■ **Exercise passage**
*** Begin section ***

Beanless Coffee? It's In The Works

An environmentally-focused startup is focusing on recreating coffee flavors without the beans.

Coffee requires a lot of natural resources to grow and harvest. In fact, according to Our World in Data, it's the sixth-most polluting crop in terms of greenhouse gas emissions across the supply chain. Combine that with dwindling farmland and climate change, and you've got an agricultural industry that's now become a center of environmental concern.

With that in mind, TechCrunch profiled a company called Compound Foods. Founded in 2020, Compound Foods aims to not only create a cup of joe that tastes great—but is also a sustainable product in the long run. How? By producing beanless coffee.

(If the idea sounds familiar, it's similar to QOA, a startup we recently covered that specializes in cacao-less cocoa. QOA recreates flavor compounds found in chocolate in order to make a chocolate substitute that actually tastes like the real thing—sans the crop.)

Maricel Saenz is the founder and CEO of Compound Foods. She's a San Francisco transplant by way of Costa Rica, and her love of coffee is paving the way for the company's mission. "Temperatures are rising and combined with erratic rains are leading to lower crop yield," Saenz told TechCrunch. "The same crop can't grow in the same place anymore, or it will be a lower quality product. Farmers in Costa Rica are having to sell their land or go higher up the mountain. Experts predict that 50% of farmland will be unsuitable in the next couple of decades."

*** End section ***

■ **The task**
Copy the part of the beanless coffee article that opens with the words containing "Beanless Coffee? It's" and closes with "producing beanless coffee.", word for word.

■ **Data to examine**

*** Begin section ***

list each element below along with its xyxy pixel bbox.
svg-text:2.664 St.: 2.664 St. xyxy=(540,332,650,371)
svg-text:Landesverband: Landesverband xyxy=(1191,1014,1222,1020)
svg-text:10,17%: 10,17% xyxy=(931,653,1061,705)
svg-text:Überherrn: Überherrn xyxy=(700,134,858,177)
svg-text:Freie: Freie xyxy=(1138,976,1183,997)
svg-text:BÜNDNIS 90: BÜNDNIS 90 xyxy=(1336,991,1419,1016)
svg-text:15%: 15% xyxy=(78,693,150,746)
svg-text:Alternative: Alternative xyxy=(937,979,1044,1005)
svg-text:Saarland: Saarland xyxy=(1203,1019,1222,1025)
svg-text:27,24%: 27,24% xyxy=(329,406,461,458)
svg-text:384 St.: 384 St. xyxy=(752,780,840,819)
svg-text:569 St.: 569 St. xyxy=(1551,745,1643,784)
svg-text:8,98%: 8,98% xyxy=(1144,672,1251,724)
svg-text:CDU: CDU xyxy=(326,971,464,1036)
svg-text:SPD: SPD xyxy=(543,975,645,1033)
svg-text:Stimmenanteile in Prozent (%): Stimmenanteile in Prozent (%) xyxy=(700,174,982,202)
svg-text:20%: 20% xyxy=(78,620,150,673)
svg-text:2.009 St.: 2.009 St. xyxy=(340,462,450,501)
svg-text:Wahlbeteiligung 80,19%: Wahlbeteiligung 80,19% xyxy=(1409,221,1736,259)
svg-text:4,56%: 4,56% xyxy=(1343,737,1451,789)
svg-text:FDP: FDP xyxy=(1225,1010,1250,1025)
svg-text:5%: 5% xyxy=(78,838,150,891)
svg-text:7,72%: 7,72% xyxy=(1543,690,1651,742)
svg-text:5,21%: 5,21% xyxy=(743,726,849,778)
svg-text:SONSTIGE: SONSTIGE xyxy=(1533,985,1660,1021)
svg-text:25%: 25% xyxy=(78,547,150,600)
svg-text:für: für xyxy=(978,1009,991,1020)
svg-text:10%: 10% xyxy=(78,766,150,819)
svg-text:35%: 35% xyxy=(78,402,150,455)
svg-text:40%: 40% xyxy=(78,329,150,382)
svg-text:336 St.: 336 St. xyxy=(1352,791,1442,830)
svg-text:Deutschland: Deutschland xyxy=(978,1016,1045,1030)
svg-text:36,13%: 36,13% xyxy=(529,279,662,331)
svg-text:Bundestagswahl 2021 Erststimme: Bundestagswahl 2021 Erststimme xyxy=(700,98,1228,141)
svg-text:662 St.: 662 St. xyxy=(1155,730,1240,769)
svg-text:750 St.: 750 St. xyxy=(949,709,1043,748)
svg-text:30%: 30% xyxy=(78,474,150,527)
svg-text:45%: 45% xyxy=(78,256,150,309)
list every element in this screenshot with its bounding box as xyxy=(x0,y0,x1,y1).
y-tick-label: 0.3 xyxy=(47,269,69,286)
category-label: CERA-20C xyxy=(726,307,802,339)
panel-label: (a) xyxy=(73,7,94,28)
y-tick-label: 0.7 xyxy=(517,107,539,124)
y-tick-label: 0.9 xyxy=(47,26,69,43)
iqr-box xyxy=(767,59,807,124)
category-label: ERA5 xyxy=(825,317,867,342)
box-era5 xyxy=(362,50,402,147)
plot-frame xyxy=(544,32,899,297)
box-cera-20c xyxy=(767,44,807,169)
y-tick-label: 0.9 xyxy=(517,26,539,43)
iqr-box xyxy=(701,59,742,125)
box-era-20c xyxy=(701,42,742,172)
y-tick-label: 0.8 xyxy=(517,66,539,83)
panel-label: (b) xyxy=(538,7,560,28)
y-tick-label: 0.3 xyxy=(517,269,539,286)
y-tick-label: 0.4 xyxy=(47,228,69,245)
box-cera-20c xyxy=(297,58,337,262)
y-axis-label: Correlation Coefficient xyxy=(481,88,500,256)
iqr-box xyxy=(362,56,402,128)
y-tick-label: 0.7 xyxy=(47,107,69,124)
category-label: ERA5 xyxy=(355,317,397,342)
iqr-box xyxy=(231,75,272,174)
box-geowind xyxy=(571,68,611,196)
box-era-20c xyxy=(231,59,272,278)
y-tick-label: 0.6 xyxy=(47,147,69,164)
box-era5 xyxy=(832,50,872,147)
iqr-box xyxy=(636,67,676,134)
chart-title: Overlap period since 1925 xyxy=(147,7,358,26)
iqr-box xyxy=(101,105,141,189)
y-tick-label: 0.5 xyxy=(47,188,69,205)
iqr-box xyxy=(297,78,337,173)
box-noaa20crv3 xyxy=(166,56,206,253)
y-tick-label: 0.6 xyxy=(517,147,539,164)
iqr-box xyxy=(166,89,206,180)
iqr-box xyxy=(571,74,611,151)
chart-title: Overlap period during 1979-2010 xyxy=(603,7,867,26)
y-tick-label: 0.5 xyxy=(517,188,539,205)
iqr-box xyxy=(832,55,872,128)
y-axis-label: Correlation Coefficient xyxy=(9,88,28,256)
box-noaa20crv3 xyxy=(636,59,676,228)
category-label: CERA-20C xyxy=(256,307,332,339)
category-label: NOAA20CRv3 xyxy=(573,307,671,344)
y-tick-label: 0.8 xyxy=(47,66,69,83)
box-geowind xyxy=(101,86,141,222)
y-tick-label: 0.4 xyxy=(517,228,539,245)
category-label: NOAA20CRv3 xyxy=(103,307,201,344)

*** End section ***

■ **Exercise output**
Beanless Coffee? It's In The Works

An environmentally-focused startup is focusing on recreating coffee flavors without the beans.

Coffee requires a lot of natural resources to grow and harvest. In fact, according to Our World in Data, it's the sixth-most polluting crop in terms of greenhouse gas emissions across the supply chain. Combine that with dwindling farmland and climate change, and you've got an agricultural industry that's now become a center of environmental concern.

With that in mind, TechCrunch profiled a company called Compound Foods. Founded in 2020, Compound Foods aims to not only create a cup of joe that tastes great—but is also a sustainable product in the long run. How? By producing beanless coffee.